[Dataset records on visual material]
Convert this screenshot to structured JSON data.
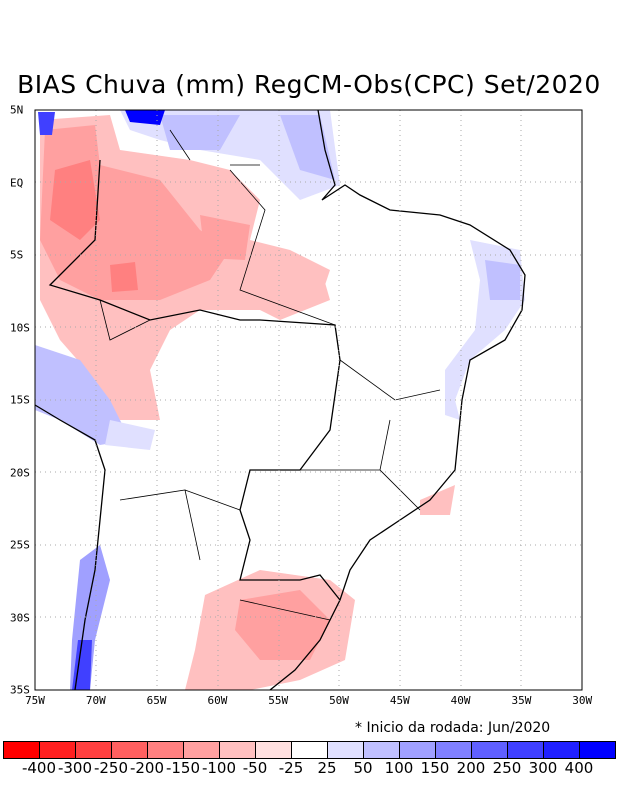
{
  "title": "BIAS Chuva (mm) RegCM-Obs(CPC) Set/2020",
  "note": "* Inicio da rodada: Jun/2020",
  "x_ticks": [
    "75W",
    "70W",
    "65W",
    "60W",
    "55W",
    "50W",
    "45W",
    "40W",
    "35W",
    "30W"
  ],
  "y_ticks": [
    "5N",
    "EQ",
    "5S",
    "10S",
    "15S",
    "20S",
    "25S",
    "30S",
    "35S"
  ],
  "colorbar": {
    "colors": [
      "#ff0000",
      "#ff2020",
      "#ff4040",
      "#ff6060",
      "#ff8080",
      "#ffa0a0",
      "#ffc0c0",
      "#ffe0e0",
      "#ffffff",
      "#e0e0ff",
      "#c0c0ff",
      "#a0a0ff",
      "#8080ff",
      "#6060ff",
      "#4040ff",
      "#2020ff",
      "#0000ff"
    ],
    "labels": [
      "-400",
      "-300",
      "-250",
      "-200",
      "-150",
      "-100",
      "-50",
      "-25",
      "25",
      "50",
      "100",
      "150",
      "200",
      "250",
      "300",
      "400"
    ]
  }
}
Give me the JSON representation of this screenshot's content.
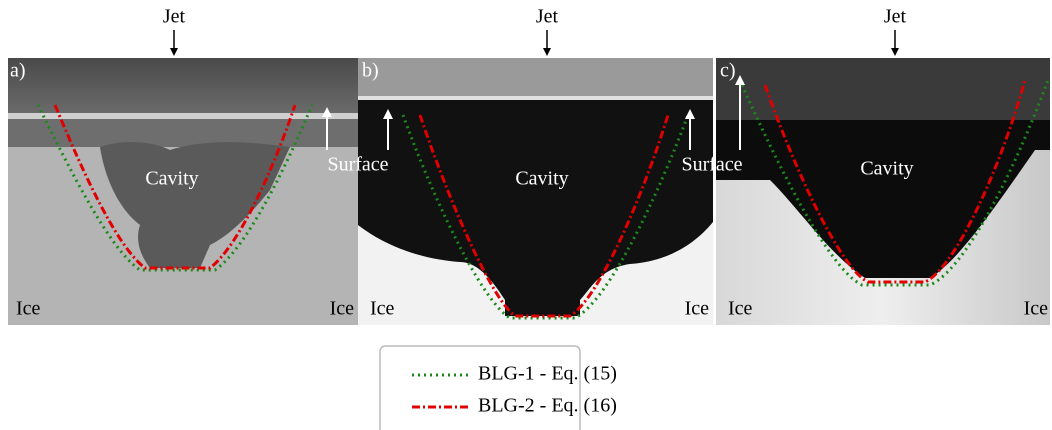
{
  "panels": [
    {
      "label": "a)",
      "jet": "Jet",
      "cavity": "Cavity",
      "ice_left": "Ice",
      "ice_right": "Ice"
    },
    {
      "label": "b)",
      "jet": "Jet",
      "cavity": "Cavity",
      "ice_left": "Ice",
      "ice_right": "Ice"
    },
    {
      "label": "c)",
      "jet": "Jet",
      "cavity": "Cavity",
      "ice_left": "Ice",
      "ice_right": "Ice"
    }
  ],
  "surface_labels": [
    "Surface",
    "Surface"
  ],
  "legend": [
    {
      "name": "BLG-1 - Eq. (15)",
      "color": "#1a8a1a",
      "dash": "2 4"
    },
    {
      "name": "BLG-2 - Eq. (16)",
      "color": "#e00000",
      "dash": "8 3 2 3"
    }
  ]
}
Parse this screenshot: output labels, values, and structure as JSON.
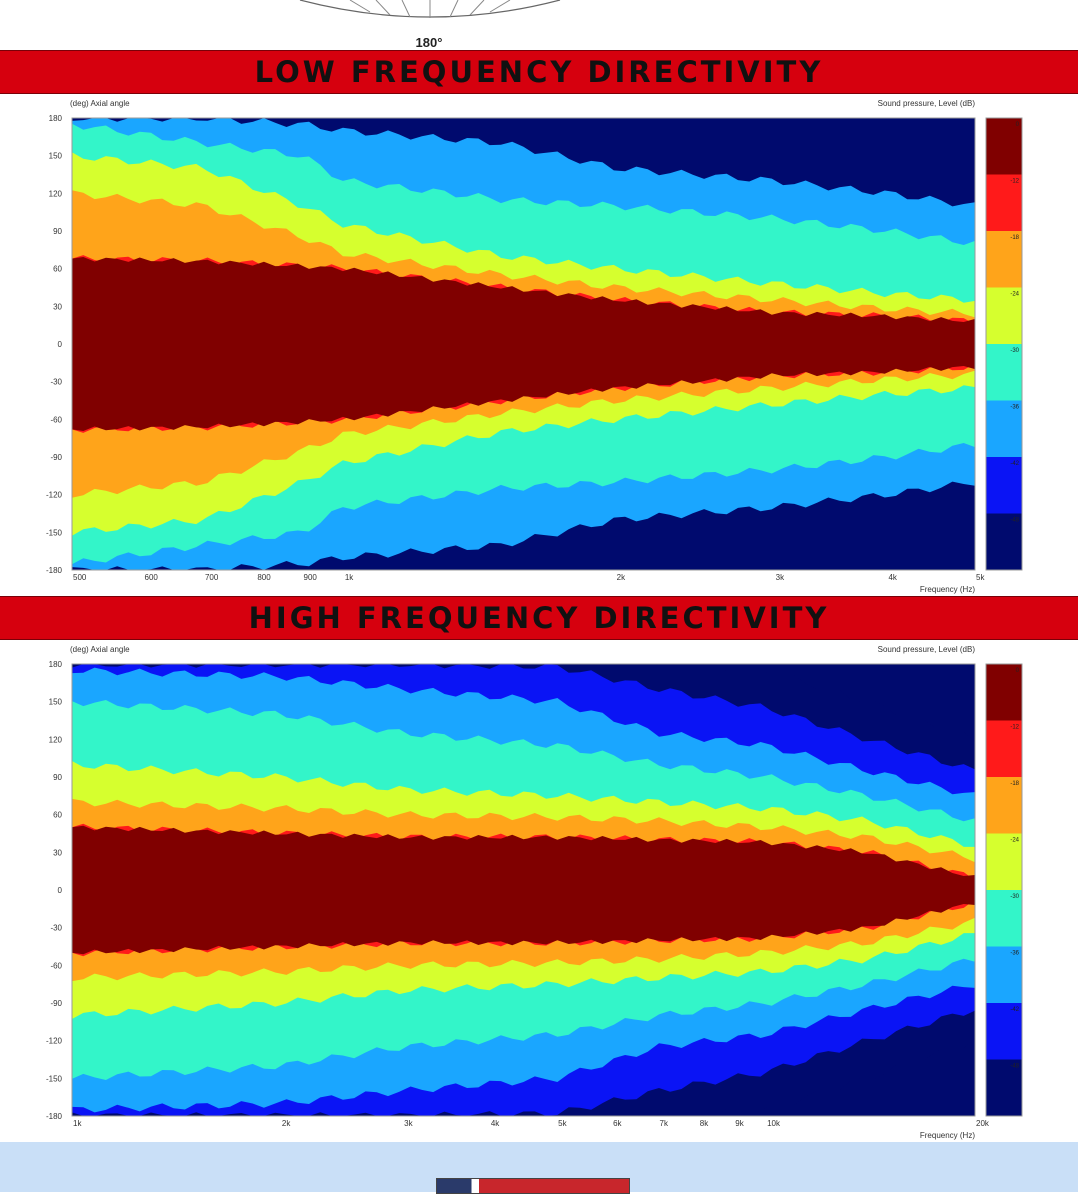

REQUEST: Print the complete listing exactly, apart from any pictures.

TASK RESPONSE:
Convert this screenshot to structured JSON data.
{
  "title": "BIAS Chuva (mm) RegCM-Obs(CPC) Set/2020",
  "note": "* Inicio da rodada: Jun/2020",
  "x_ticks": [
    "75W",
    "70W",
    "65W",
    "60W",
    "55W",
    "50W",
    "45W",
    "40W",
    "35W",
    "30W"
  ],
  "y_ticks": [
    "5N",
    "EQ",
    "5S",
    "10S",
    "15S",
    "20S",
    "25S",
    "30S",
    "35S"
  ],
  "colorbar": {
    "colors": [
      "#ff0000",
      "#ff2020",
      "#ff4040",
      "#ff6060",
      "#ff8080",
      "#ffa0a0",
      "#ffc0c0",
      "#ffe0e0",
      "#ffffff",
      "#e0e0ff",
      "#c0c0ff",
      "#a0a0ff",
      "#8080ff",
      "#6060ff",
      "#4040ff",
      "#2020ff",
      "#0000ff"
    ],
    "labels": [
      "-400",
      "-300",
      "-250",
      "-200",
      "-150",
      "-100",
      "-50",
      "-25",
      "25",
      "50",
      "100",
      "150",
      "200",
      "250",
      "300",
      "400"
    ]
  }
}
Give me the JSON representation of this screenshot's content.
{
  "panels": [
    {
      "label": "a)",
      "jet": "Jet",
      "cavity": "Cavity",
      "ice_left": "Ice",
      "ice_right": "Ice"
    },
    {
      "label": "b)",
      "jet": "Jet",
      "cavity": "Cavity",
      "ice_left": "Ice",
      "ice_right": "Ice"
    },
    {
      "label": "c)",
      "jet": "Jet",
      "cavity": "Cavity",
      "ice_left": "Ice",
      "ice_right": "Ice"
    }
  ],
  "surface_labels": [
    "Surface",
    "Surface"
  ],
  "legend": [
    {
      "name": "BLG-1 - Eq. (15)",
      "color": "#1a8a1a",
      "dash": "2 4"
    },
    {
      "name": "BLG-2 - Eq. (16)",
      "color": "#e00000",
      "dash": "8 3 2 3"
    }
  ]
}
Parse this screenshot: output labels, values, and structure as JSON.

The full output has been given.